> **What the task requires**: In the API overview below, how does `RepLeafClassifier` decide between binary (logistic) and multiclass (softmax) classification?

> **Selected passage**:
The public API is scikit-learn compatible (`fit` / `predict` / `predict_proba`,
`get_params` / `set_params`).

**Main classes**

| Class | Use |
|---|---|
| `RepLeafRegressor` | Regression (squared error, plus `huber` / `quantile` / `poisson`); multi-output via vector leaves. |
| `RepLeafClassifier` | Binary (logistic) and multiclass (softmax) — chosen automatically from the labels. Has `predict_proba`. |
| `RepLeafDataset` | pandas / categorical inputs, eval sets, and embedding caching. |

**Key parameters** (constructor; same for both estimators)

> **Dataset excerpts**:

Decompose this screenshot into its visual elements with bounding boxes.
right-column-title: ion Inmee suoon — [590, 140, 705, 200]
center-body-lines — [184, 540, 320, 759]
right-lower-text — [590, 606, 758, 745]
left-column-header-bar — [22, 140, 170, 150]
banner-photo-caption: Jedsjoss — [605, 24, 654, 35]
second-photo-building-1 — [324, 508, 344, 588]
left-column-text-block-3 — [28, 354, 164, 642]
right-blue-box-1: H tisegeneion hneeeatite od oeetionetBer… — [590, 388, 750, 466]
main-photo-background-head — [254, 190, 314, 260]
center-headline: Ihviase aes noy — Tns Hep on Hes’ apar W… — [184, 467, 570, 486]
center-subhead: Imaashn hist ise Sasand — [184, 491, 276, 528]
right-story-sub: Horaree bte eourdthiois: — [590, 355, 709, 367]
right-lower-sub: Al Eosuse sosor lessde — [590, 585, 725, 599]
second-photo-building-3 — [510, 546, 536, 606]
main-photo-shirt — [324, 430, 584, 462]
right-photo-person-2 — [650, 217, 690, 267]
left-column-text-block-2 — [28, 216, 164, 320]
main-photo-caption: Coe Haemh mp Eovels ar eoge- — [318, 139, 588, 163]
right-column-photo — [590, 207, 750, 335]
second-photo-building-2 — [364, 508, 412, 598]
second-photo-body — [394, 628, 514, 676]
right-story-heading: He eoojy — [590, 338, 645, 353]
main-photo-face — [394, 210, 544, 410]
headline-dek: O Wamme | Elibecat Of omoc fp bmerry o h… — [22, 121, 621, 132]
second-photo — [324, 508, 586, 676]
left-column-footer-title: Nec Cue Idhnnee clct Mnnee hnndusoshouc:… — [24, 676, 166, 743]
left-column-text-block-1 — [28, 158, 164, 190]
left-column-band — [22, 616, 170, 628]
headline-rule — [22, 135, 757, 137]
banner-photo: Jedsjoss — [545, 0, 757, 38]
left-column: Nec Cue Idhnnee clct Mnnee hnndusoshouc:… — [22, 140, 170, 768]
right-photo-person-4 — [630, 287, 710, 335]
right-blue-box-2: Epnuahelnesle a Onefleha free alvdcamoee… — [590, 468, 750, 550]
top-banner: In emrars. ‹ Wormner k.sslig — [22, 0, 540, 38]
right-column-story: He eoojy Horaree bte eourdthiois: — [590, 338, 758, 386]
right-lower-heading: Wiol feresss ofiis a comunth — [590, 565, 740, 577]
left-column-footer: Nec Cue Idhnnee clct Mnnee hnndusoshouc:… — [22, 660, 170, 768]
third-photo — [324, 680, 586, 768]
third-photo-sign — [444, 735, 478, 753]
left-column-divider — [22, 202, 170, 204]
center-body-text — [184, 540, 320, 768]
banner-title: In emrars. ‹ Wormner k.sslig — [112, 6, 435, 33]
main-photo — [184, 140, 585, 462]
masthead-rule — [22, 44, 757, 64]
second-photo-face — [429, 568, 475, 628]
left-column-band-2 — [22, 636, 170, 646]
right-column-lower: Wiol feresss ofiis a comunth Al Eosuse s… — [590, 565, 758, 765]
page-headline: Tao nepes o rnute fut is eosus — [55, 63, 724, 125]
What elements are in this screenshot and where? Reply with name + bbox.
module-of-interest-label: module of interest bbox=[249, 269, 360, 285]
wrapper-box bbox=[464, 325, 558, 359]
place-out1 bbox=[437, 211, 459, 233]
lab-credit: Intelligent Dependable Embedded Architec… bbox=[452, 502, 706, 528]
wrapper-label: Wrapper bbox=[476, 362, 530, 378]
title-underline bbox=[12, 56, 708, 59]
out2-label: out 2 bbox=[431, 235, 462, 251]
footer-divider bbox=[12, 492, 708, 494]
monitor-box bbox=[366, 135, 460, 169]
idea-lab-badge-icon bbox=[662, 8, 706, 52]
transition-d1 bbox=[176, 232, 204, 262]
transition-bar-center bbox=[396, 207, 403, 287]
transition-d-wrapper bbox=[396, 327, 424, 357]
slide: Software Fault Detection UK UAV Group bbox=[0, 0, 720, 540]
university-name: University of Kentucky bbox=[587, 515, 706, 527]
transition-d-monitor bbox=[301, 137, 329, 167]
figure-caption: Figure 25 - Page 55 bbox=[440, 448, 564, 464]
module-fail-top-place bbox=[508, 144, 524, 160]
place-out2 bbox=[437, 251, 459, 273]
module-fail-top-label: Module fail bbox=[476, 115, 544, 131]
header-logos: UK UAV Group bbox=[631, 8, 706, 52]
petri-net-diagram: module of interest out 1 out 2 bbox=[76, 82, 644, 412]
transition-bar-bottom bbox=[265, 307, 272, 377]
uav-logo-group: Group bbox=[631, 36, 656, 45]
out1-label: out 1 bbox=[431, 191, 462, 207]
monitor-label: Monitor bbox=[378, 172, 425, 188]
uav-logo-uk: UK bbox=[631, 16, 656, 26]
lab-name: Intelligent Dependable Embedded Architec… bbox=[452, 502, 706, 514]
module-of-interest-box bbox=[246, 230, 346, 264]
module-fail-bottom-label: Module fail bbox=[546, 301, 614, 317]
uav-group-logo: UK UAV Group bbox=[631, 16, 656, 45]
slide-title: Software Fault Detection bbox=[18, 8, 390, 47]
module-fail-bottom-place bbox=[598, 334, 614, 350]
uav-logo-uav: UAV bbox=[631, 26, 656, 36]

> **Correct result**: It chooses automatically from the labels.